# Stated task
Go through each line of the records below and count those with the word "name"; give only the total.

# Stored dataset items

— Begin —

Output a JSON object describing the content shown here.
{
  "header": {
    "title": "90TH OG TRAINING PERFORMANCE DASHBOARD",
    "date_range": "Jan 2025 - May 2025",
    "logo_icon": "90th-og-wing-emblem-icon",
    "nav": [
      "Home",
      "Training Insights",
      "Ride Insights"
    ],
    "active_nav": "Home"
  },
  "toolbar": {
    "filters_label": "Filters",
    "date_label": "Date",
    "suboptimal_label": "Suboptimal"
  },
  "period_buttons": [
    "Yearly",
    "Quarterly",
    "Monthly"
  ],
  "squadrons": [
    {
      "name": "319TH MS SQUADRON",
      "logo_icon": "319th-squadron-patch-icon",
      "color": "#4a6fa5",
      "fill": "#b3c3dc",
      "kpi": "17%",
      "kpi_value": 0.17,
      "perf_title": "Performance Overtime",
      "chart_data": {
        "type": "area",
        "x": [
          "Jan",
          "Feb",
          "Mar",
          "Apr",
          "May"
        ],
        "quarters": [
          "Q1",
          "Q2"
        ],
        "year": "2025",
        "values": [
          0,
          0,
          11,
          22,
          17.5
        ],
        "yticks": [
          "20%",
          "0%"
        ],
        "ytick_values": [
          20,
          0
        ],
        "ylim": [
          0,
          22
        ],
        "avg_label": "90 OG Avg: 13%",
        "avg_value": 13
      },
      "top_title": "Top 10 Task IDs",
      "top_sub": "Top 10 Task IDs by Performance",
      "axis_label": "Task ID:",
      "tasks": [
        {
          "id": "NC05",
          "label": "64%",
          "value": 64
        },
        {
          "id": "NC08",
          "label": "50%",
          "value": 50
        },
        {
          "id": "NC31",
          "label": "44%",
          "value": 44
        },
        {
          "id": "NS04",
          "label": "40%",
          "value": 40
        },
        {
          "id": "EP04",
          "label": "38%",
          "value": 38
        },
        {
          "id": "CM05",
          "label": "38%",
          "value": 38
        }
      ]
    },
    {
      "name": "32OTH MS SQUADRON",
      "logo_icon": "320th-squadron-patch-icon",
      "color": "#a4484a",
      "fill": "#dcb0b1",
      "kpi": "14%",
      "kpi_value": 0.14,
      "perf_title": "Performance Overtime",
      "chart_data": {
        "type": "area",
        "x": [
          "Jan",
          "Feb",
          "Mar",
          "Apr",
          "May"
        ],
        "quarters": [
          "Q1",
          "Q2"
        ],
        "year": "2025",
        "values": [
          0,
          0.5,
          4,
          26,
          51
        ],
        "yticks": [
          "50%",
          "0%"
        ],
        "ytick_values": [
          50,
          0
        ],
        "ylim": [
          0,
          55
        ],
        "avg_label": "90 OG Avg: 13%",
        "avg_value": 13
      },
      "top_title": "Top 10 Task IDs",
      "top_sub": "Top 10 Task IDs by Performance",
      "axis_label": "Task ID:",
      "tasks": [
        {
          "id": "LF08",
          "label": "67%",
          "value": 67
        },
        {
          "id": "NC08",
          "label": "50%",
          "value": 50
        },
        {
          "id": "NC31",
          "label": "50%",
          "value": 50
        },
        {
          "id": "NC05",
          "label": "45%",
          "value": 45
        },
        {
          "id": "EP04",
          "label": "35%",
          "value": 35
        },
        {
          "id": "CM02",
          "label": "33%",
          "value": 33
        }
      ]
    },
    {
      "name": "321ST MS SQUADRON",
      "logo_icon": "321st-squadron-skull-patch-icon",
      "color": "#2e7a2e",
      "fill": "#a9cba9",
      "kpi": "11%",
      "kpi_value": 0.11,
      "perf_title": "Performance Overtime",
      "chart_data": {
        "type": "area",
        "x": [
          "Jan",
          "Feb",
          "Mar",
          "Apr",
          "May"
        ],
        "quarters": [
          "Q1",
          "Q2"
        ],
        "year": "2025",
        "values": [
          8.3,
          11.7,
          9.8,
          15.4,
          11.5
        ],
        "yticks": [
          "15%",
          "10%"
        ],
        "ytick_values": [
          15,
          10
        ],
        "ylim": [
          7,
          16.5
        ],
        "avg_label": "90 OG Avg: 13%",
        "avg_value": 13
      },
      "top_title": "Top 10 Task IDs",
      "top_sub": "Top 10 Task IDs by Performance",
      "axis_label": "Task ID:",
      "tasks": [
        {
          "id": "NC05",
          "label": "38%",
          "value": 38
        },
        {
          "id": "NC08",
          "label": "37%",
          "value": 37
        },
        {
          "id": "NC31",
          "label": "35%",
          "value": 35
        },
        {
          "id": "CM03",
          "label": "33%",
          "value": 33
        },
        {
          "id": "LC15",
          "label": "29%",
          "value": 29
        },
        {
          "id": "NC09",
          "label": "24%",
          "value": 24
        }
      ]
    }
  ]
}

— End —

# Task response
3